» **WHAT IS EXPECTED**:
Below are the entries; state how many of their lines contain the string "from", and nothing more.

» **DATASET EXTRACT**:
+++++

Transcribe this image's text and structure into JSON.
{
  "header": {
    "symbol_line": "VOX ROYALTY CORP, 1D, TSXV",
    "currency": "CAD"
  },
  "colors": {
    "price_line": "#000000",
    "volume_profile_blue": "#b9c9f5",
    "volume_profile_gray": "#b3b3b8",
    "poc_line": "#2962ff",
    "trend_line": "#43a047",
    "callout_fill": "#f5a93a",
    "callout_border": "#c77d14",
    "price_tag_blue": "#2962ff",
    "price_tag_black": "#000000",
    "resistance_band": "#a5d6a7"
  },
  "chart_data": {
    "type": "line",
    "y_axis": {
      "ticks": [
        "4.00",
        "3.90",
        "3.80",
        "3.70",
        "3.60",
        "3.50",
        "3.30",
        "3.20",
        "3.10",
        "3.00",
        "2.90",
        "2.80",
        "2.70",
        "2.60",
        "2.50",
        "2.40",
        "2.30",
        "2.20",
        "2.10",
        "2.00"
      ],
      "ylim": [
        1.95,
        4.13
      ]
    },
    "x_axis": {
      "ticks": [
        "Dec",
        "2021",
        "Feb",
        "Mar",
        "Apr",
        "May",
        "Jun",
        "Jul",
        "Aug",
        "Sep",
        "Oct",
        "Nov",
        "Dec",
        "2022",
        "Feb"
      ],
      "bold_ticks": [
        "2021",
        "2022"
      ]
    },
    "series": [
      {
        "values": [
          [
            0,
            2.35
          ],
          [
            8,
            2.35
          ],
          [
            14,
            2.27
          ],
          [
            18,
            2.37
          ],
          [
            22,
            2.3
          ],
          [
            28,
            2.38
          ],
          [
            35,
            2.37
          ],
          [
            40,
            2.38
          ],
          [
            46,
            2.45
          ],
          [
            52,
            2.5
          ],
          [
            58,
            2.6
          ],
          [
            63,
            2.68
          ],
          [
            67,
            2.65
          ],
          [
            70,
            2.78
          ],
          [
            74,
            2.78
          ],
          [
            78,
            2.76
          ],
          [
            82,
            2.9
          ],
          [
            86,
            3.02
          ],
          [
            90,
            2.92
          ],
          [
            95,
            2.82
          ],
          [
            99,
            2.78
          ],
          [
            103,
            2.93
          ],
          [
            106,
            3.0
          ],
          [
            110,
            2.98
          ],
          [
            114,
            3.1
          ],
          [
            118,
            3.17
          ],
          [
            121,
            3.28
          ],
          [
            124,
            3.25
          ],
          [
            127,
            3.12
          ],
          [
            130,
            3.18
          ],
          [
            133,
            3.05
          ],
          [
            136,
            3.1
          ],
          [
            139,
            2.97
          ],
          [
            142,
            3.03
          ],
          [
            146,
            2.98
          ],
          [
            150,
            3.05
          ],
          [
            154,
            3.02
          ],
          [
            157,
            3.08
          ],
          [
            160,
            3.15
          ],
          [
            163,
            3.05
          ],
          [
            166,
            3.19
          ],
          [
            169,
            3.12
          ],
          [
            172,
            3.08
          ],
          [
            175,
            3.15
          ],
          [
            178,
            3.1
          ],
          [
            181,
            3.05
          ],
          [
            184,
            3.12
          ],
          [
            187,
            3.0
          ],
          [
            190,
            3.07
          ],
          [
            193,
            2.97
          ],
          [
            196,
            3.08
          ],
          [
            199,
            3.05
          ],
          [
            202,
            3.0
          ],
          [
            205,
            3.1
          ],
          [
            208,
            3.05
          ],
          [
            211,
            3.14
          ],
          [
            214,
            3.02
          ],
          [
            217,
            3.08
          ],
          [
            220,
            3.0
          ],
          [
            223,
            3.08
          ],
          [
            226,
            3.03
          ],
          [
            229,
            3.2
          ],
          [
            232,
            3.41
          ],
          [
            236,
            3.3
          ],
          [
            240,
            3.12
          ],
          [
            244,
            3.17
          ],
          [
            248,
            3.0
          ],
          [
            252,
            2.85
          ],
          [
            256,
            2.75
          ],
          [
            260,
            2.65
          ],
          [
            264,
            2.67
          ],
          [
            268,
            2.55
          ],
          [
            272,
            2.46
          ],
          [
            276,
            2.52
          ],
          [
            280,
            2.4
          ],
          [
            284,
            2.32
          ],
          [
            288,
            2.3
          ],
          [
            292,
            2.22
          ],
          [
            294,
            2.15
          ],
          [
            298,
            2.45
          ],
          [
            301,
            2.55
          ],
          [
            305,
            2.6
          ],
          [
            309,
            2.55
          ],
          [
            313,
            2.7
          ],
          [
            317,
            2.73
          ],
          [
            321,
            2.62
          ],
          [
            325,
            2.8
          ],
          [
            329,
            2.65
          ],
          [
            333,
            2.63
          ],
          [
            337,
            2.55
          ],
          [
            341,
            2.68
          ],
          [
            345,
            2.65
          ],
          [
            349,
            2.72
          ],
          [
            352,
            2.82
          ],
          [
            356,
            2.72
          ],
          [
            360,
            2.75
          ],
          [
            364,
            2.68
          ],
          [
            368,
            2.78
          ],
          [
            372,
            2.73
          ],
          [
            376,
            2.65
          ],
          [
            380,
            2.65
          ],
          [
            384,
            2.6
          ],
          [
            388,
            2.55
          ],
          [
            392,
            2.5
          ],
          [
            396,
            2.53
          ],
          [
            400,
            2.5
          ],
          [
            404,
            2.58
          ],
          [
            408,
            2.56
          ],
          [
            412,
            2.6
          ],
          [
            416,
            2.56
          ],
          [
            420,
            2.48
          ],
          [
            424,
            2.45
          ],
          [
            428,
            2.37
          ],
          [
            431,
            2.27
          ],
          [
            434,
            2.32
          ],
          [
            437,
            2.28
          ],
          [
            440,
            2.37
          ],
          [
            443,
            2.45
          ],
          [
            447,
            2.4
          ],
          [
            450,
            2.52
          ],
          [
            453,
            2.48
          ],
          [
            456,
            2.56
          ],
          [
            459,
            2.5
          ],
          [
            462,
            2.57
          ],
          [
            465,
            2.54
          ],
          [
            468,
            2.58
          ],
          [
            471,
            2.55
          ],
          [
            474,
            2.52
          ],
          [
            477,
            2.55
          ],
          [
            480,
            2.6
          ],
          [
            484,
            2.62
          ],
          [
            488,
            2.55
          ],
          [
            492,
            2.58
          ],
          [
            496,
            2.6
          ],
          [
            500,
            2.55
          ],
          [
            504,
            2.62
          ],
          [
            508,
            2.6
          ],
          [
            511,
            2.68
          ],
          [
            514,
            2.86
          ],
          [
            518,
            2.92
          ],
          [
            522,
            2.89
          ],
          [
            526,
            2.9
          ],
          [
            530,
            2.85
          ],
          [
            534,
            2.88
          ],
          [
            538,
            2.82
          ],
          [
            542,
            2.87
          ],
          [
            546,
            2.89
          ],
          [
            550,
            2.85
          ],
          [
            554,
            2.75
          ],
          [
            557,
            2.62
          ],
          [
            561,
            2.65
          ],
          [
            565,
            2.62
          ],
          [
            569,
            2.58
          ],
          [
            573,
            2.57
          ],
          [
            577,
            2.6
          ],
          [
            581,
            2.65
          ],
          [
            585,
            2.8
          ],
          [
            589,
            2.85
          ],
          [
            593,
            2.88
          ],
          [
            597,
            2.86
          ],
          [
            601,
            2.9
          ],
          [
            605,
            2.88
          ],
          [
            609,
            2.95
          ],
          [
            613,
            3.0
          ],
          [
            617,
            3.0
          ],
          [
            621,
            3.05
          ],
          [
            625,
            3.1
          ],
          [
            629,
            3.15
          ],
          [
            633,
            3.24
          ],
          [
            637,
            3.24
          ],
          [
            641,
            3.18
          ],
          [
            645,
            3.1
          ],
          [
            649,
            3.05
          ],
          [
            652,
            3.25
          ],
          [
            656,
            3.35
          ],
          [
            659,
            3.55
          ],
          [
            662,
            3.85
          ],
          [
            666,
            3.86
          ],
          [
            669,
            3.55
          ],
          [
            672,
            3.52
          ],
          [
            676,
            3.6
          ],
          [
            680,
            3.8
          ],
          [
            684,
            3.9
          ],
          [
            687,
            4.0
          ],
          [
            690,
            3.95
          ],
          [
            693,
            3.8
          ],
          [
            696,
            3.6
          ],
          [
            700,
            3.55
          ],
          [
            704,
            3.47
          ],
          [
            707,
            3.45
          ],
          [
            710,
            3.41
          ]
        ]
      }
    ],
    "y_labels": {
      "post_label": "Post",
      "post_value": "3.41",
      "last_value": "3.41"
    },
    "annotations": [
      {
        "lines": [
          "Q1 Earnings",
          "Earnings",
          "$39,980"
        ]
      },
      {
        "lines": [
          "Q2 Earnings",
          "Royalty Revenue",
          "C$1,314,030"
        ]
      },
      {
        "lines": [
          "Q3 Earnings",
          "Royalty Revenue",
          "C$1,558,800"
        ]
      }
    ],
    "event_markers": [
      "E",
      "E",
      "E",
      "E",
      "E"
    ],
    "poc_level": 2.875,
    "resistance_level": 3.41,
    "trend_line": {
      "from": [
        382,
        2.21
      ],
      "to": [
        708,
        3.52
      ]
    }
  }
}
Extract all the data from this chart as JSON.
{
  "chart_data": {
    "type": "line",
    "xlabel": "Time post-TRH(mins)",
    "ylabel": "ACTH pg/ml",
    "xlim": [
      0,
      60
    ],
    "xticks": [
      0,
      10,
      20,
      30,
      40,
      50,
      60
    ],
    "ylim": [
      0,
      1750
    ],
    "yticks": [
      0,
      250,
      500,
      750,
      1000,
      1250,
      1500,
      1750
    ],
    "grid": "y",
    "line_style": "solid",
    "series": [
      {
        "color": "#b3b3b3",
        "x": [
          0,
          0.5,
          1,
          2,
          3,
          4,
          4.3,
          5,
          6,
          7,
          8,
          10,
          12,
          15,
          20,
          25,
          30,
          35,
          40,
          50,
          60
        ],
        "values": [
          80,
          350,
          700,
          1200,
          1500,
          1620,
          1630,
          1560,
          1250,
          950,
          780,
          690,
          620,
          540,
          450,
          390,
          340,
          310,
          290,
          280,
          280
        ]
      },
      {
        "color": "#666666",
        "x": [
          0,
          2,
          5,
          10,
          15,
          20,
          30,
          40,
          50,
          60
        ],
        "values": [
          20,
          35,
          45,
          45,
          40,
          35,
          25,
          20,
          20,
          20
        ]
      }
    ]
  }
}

+++++

» **EXERCISE SOLUTION**:
2